GIVEN REQUEST:
Report back each line of the records that contains the string "关于霍城县统计局".

MATERIAL FOR THIS EXERCISE:
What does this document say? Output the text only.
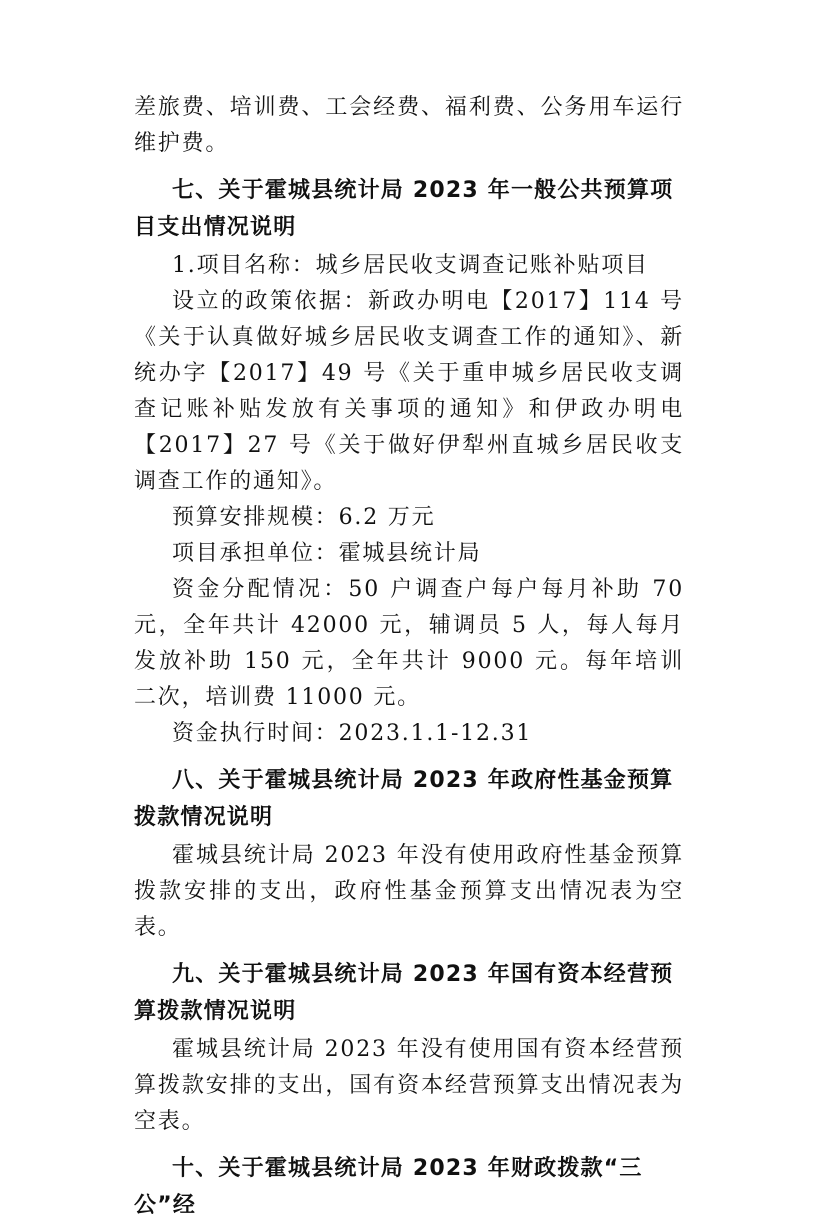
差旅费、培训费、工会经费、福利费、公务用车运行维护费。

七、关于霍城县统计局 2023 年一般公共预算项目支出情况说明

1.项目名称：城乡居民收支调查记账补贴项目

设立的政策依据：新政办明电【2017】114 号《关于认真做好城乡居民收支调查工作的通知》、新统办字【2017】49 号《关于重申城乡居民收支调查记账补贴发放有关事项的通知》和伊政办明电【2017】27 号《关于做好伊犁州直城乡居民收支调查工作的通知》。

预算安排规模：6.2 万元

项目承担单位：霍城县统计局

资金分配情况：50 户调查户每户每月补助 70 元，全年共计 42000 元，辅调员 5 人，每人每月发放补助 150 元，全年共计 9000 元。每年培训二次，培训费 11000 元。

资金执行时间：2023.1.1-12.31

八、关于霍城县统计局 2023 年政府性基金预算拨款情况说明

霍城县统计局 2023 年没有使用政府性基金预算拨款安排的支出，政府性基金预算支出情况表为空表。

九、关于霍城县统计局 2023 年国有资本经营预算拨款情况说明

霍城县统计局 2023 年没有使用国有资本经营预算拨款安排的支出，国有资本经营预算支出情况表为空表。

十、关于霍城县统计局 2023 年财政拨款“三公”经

FULL SOLUTION:
七、关于霍城县统计局 2023 年一般公共预算项目支出情况说明
八、关于霍城县统计局 2023 年政府性基金预算拨款情况说明
九、关于霍城县统计局 2023 年国有资本经营预算拨款情况说明
十、关于霍城县统计局 2023 年财政拨款“三公”经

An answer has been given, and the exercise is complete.